» **DIRECTIVE**
Rename "slur" to "tie" everywhere it appears in the records below, and leave all other text unchanged.

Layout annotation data
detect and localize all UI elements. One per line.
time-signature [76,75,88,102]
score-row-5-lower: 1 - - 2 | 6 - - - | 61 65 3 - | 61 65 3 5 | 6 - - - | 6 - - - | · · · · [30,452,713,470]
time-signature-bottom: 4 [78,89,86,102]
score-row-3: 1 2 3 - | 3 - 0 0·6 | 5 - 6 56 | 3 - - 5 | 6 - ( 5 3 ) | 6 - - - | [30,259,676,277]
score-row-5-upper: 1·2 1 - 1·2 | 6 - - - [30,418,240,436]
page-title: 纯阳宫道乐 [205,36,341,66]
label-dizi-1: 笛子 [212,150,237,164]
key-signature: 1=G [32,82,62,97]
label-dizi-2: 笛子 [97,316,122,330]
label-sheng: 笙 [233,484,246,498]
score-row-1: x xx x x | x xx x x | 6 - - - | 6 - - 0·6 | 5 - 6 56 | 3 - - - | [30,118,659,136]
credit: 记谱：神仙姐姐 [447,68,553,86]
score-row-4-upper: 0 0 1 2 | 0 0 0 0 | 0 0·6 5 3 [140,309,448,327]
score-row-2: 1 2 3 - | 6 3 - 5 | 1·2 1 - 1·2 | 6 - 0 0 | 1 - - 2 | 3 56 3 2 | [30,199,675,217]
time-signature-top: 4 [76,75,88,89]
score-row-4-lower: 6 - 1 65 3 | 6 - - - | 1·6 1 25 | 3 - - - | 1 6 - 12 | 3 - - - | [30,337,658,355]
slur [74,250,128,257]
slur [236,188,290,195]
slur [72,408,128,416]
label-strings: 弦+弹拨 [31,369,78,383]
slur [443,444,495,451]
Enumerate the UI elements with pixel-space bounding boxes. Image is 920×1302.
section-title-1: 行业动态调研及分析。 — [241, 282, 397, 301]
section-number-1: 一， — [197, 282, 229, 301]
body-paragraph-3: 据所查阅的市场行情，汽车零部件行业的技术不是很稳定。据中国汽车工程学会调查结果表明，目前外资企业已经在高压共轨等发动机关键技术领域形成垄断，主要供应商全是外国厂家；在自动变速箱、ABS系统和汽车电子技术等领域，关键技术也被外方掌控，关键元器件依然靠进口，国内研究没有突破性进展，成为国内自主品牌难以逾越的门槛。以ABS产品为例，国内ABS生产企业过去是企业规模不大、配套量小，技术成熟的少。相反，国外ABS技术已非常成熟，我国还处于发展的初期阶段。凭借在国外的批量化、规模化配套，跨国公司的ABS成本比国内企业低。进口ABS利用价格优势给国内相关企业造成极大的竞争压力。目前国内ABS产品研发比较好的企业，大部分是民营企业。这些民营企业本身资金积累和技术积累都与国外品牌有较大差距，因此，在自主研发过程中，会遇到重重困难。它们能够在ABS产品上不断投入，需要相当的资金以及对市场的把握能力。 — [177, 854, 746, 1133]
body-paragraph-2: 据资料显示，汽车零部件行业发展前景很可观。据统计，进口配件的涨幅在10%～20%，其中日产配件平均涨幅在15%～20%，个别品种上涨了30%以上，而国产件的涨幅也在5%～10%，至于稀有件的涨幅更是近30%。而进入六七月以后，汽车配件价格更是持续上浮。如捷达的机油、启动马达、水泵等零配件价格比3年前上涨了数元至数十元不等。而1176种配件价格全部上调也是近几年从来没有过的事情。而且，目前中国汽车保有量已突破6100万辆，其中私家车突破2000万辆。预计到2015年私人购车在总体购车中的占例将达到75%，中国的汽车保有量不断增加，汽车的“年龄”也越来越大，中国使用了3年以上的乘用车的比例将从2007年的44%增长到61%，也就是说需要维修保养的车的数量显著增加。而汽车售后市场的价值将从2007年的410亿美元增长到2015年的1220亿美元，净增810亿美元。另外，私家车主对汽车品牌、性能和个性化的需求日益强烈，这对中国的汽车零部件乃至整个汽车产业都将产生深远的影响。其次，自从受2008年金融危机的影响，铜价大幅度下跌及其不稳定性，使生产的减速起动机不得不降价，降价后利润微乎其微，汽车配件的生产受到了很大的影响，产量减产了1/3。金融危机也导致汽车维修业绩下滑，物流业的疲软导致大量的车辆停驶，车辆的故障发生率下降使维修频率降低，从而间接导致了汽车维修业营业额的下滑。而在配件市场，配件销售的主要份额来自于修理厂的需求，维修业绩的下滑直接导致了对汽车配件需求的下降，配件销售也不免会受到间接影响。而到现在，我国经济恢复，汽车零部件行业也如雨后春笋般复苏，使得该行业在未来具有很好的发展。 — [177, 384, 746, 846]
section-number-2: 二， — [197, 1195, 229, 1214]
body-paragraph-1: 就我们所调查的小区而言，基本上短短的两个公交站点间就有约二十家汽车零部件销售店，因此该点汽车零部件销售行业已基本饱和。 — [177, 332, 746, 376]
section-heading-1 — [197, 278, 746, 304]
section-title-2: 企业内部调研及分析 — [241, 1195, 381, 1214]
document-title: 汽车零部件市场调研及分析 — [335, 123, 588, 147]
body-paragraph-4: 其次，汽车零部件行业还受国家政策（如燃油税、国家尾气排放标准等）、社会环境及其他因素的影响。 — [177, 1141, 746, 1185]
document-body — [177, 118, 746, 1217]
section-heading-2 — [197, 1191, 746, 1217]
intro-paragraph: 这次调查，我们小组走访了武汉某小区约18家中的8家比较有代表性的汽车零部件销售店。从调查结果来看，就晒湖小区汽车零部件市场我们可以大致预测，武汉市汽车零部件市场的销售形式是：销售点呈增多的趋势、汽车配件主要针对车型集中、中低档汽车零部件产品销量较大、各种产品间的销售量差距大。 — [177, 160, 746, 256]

» **THE REPLY**
detect and localize all UI elements. One per line.
time-signature [76,75,88,102]
score-row-5-lower: 1 - - 2 | 6 - - - | 61 65 3 - | 61 65 3 5 | 6 - - - | 6 - - - | · · · · [30,452,713,470]
time-signature-bottom: 4 [78,89,86,102]
score-row-3: 1 2 3 - | 3 - 0 0·6 | 5 - 6 56 | 3 - - 5 | 6 - ( 5 3 ) | 6 - - - | [30,259,676,277]
score-row-5-upper: 1·2 1 - 1·2 | 6 - - - [30,418,240,436]
page-title: 纯阳宫道乐 [205,36,341,66]
label-dizi-1: 笛子 [212,150,237,164]
key-signature: 1=G [32,82,62,97]
label-dizi-2: 笛子 [97,316,122,330]
label-sheng: 笙 [233,484,246,498]
score-row-1: x xx x x | x xx x x | 6 - - - | 6 - - 0·6 | 5 - 6 56 | 3 - - - | [30,118,659,136]
credit: 记谱：神仙姐姐 [447,68,553,86]
score-row-4-upper: 0 0 1 2 | 0 0 0 0 | 0 0·6 5 3 [140,309,448,327]
score-row-2: 1 2 3 - | 6 3 - 5 | 1·2 1 - 1·2 | 6 - 0 0 | 1 - - 2 | 3 56 3 2 | [30,199,675,217]
time-signature-top: 4 [76,75,88,89]
score-row-4-lower: 6 - 1 65 3 | 6 - - - | 1·6 1 25 | 3 - - - | 1 6 - 12 | 3 - - - | [30,337,658,355]
tie [74,250,128,257]
tie [236,188,290,195]
tie [72,408,128,416]
label-strings: 弦+弹拨 [31,369,78,383]
tie [443,444,495,451]
Enumerate the UI elements with pixel-space bounding boxes. Image is 920×1302.
section-title-1: 行业动态调研及分析。 — [241, 282, 397, 301]
section-number-1: 一， — [197, 282, 229, 301]
body-paragraph-3: 据所查阅的市场行情，汽车零部件行业的技术不是很稳定。据中国汽车工程学会调查结果表明，目前外资企业已经在高压共轨等发动机关键技术领域形成垄断，主要供应商全是外国厂家；在自动变速箱、ABS系统和汽车电子技术等领域，关键技术也被外方掌控，关键元器件依然靠进口，国内研究没有突破性进展，成为国内自主品牌难以逾越的门槛。以ABS产品为例，国内ABS生产企业过去是企业规模不大、配套量小，技术成熟的少。相反，国外ABS技术已非常成熟，我国还处于发展的初期阶段。凭借在国外的批量化、规模化配套，跨国公司的ABS成本比国内企业低。进口ABS利用价格优势给国内相关企业造成极大的竞争压力。目前国内ABS产品研发比较好的企业，大部分是民营企业。这些民营企业本身资金积累和技术积累都与国外品牌有较大差距，因此，在自主研发过程中，会遇到重重困难。它们能够在ABS产品上不断投入，需要相当的资金以及对市场的把握能力。 — [177, 854, 746, 1133]
body-paragraph-2: 据资料显示，汽车零部件行业发展前景很可观。据统计，进口配件的涨幅在10%～20%，其中日产配件平均涨幅在15%～20%，个别品种上涨了30%以上，而国产件的涨幅也在5%～10%，至于稀有件的涨幅更是近30%。而进入六七月以后，汽车配件价格更是持续上浮。如捷达的机油、启动马达、水泵等零配件价格比3年前上涨了数元至数十元不等。而1176种配件价格全部上调也是近几年从来没有过的事情。而且，目前中国汽车保有量已突破6100万辆，其中私家车突破2000万辆。预计到2015年私人购车在总体购车中的占例将达到75%，中国的汽车保有量不断增加，汽车的“年龄”也越来越大，中国使用了3年以上的乘用车的比例将从2007年的44%增长到61%，也就是说需要维修保养的车的数量显著增加。而汽车售后市场的价值将从2007年的410亿美元增长到2015年的1220亿美元，净增810亿美元。另外，私家车主对汽车品牌、性能和个性化的需求日益强烈，这对中国的汽车零部件乃至整个汽车产业都将产生深远的影响。其次，自从受2008年金融危机的影响，铜价大幅度下跌及其不稳定性，使生产的减速起动机不得不降价，降价后利润微乎其微，汽车配件的生产受到了很大的影响，产量减产了1/3。金融危机也导致汽车维修业绩下滑，物流业的疲软导致大量的车辆停驶，车辆的故障发生率下降使维修频率降低，从而间接导致了汽车维修业营业额的下滑。而在配件市场，配件销售的主要份额来自于修理厂的需求，维修业绩的下滑直接导致了对汽车配件需求的下降，配件销售也不免会受到间接影响。而到现在，我国经济恢复，汽车零部件行业也如雨后春笋般复苏，使得该行业在未来具有很好的发展。 — [177, 384, 746, 846]
section-number-2: 二， — [197, 1195, 229, 1214]
body-paragraph-1: 就我们所调查的小区而言，基本上短短的两个公交站点间就有约二十家汽车零部件销售店，因此该点汽车零部件销售行业已基本饱和。 — [177, 332, 746, 376]
section-heading-1 — [197, 278, 746, 304]
section-title-2: 企业内部调研及分析 — [241, 1195, 381, 1214]
document-title: 汽车零部件市场调研及分析 — [335, 123, 588, 147]
body-paragraph-4: 其次，汽车零部件行业还受国家政策（如燃油税、国家尾气排放标准等）、社会环境及其他因素的影响。 — [177, 1141, 746, 1185]
document-body — [177, 118, 746, 1217]
section-heading-2 — [197, 1191, 746, 1217]
intro-paragraph: 这次调查，我们小组走访了武汉某小区约18家中的8家比较有代表性的汽车零部件销售店。从调查结果来看，就晒湖小区汽车零部件市场我们可以大致预测，武汉市汽车零部件市场的销售形式是：销售点呈增多的趋势、汽车配件主要针对车型集中、中低档汽车零部件产品销量较大、各种产品间的销售量差距大。 — [177, 160, 746, 256]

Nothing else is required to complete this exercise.